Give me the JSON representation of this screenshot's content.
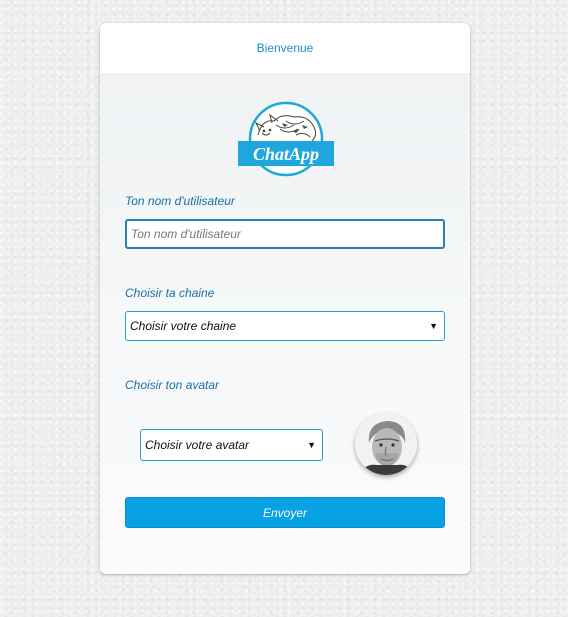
{
  "header": {
    "title": "Bienvenue"
  },
  "logo": {
    "text": "ChatApp",
    "icon": "cat-logo-icon"
  },
  "username": {
    "label": "Ton nom d'utilisateur",
    "placeholder": "Ton nom d'utilisateur",
    "value": ""
  },
  "channel": {
    "label": "Choisir ta chaine",
    "selected": "Choisir votre chaine",
    "arrow_icon": "dropdown-arrow-icon"
  },
  "avatar": {
    "label": "Choisir ton avatar",
    "selected": "Choisir votre avatar",
    "arrow_icon": "dropdown-arrow-icon",
    "preview_icon": "avatar-photo"
  },
  "submit": {
    "label": "Envoyer"
  },
  "colors": {
    "accent": "#07a2e3",
    "label": "#1d6fa3",
    "header_text": "#1b8fd0"
  }
}
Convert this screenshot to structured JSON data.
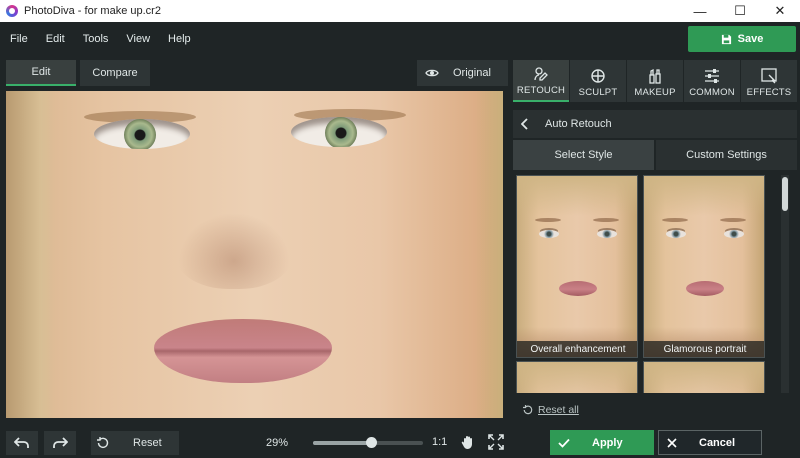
{
  "window": {
    "title": "PhotoDiva - for make up.cr2",
    "minimize": "—",
    "maximize": "☐",
    "close": "✕"
  },
  "menu": [
    "File",
    "Edit",
    "Tools",
    "View",
    "Help"
  ],
  "toolbar": {
    "save_label": "Save",
    "edit_tab": "Edit",
    "compare_tab": "Compare",
    "original_label": "Original"
  },
  "categories": [
    {
      "label": "RETOUCH",
      "icon": "retouch-icon",
      "active": true
    },
    {
      "label": "SCULPT",
      "icon": "sculpt-icon",
      "active": false
    },
    {
      "label": "MAKEUP",
      "icon": "makeup-icon",
      "active": false
    },
    {
      "label": "COMMON",
      "icon": "sliders-icon",
      "active": false
    },
    {
      "label": "EFFECTS",
      "icon": "effects-icon",
      "active": false
    }
  ],
  "panel": {
    "header": "Auto Retouch",
    "tab_select": "Select Style",
    "tab_custom": "Custom Settings",
    "styles": [
      "Overall enhancement",
      "Glamorous portrait"
    ],
    "reset_all": "Reset all"
  },
  "bottom": {
    "reset_label": "Reset",
    "zoom": "29%",
    "zoom_fraction": 0.53,
    "one_to_one": "1:1"
  },
  "actions": {
    "apply_label": "Apply",
    "cancel_label": "Cancel"
  },
  "colors": {
    "accent_green": "#2f9a55",
    "background": "#1f2526",
    "button": "#2e3536"
  }
}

##########

AIM OF THE TASK
No pictures belong in the copy: reproduce exactly the lines above from the one that contains "Convert this screenshot" through the last line of the entries.

FINISHED ANSWER
Convert this screenshot to structured JSON data.
{
  "window": {
    "title": "PhotoDiva - for make up.cr2",
    "minimize": "—",
    "maximize": "☐",
    "close": "✕"
  },
  "menu": [
    "File",
    "Edit",
    "Tools",
    "View",
    "Help"
  ],
  "toolbar": {
    "save_label": "Save",
    "edit_tab": "Edit",
    "compare_tab": "Compare",
    "original_label": "Original"
  },
  "categories": [
    {
      "label": "RETOUCH",
      "icon": "retouch-icon",
      "active": true
    },
    {
      "label": "SCULPT",
      "icon": "sculpt-icon",
      "active": false
    },
    {
      "label": "MAKEUP",
      "icon": "makeup-icon",
      "active": false
    },
    {
      "label": "COMMON",
      "icon": "sliders-icon",
      "active": false
    },
    {
      "label": "EFFECTS",
      "icon": "effects-icon",
      "active": false
    }
  ],
  "panel": {
    "header": "Auto Retouch",
    "tab_select": "Select Style",
    "tab_custom": "Custom Settings",
    "styles": [
      "Overall enhancement",
      "Glamorous portrait"
    ],
    "reset_all": "Reset all"
  },
  "bottom": {
    "reset_label": "Reset",
    "zoom": "29%",
    "zoom_fraction": 0.53,
    "one_to_one": "1:1"
  },
  "actions": {
    "apply_label": "Apply",
    "cancel_label": "Cancel"
  },
  "colors": {
    "accent_green": "#2f9a55",
    "background": "#1f2526",
    "button": "#2e3536"
  }
}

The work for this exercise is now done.